■ Aim of the task
Read the entries below and pull out each line with the string "screenshot".
[Start of Data supplied]
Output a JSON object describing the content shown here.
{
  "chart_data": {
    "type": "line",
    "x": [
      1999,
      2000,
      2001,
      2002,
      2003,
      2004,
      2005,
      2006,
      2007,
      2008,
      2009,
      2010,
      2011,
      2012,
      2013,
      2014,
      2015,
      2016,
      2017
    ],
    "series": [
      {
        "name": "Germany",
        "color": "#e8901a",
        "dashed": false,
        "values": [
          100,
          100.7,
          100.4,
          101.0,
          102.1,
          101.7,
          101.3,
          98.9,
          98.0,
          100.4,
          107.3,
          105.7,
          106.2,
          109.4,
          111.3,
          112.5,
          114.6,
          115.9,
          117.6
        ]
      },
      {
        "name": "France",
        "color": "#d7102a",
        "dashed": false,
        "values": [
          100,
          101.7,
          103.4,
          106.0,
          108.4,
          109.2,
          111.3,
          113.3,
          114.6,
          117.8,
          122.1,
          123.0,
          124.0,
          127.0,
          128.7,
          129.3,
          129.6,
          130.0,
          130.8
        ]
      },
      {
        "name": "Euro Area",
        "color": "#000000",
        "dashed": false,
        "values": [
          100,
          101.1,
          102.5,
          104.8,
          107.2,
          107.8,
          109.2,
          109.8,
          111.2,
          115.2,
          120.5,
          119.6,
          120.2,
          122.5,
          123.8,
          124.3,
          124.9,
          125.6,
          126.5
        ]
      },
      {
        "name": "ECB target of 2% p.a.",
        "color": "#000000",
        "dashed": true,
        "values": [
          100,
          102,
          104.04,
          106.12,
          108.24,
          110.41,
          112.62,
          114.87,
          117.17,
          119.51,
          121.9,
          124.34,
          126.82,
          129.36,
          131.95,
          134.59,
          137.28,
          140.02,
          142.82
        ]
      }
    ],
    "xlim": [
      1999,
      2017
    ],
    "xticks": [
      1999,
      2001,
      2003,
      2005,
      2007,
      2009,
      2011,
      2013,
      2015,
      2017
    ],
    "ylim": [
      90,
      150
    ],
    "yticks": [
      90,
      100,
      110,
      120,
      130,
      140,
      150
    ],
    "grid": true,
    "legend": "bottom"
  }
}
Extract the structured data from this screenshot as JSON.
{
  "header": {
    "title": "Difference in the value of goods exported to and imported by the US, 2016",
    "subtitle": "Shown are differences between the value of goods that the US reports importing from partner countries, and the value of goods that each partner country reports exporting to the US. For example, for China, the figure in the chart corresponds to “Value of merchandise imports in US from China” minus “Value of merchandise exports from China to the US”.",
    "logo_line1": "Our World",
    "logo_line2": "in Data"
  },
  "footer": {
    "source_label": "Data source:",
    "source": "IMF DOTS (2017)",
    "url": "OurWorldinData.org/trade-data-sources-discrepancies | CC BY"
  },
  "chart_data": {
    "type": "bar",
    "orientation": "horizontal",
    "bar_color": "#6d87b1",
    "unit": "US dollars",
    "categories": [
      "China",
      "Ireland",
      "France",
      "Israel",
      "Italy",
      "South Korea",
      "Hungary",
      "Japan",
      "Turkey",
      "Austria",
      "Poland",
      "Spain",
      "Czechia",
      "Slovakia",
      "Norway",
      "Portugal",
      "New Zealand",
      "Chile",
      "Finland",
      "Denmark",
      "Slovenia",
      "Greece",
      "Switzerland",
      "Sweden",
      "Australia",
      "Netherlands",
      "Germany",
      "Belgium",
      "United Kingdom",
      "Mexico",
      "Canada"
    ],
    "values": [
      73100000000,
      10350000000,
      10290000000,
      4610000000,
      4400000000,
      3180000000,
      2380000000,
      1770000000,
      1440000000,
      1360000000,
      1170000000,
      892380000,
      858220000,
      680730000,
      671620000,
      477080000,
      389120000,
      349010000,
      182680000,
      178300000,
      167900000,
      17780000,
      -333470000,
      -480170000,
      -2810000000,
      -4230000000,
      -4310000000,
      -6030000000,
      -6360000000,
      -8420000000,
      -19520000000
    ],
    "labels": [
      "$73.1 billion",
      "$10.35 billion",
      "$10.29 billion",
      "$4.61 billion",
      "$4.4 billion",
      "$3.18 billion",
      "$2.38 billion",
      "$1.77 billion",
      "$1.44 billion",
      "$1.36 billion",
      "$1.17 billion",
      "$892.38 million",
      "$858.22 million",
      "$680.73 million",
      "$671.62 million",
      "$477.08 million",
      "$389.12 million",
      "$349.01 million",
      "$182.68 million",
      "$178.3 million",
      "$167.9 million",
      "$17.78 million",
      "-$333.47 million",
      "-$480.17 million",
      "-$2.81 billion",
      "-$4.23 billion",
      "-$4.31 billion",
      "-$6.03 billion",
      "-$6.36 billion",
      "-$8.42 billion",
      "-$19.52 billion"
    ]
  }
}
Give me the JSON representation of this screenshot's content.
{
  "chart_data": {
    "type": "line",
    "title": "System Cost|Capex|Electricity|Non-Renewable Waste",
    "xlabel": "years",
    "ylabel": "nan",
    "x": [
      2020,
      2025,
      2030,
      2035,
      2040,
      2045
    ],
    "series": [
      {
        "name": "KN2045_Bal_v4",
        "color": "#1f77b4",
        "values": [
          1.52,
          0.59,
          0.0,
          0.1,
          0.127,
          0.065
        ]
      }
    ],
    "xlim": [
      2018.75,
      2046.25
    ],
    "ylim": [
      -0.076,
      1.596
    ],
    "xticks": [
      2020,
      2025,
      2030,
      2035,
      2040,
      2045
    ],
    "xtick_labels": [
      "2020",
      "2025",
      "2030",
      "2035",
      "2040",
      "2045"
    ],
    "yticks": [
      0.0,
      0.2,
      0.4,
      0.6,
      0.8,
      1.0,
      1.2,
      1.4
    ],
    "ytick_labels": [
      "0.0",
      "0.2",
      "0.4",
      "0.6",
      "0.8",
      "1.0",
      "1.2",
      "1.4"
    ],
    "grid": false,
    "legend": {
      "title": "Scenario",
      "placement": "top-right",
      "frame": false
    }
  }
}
[End of Data supplied]
■ Answer to the exercise
Extract the structured data from this screenshot as JSON.
Give me the JSON representation of this screenshot's content.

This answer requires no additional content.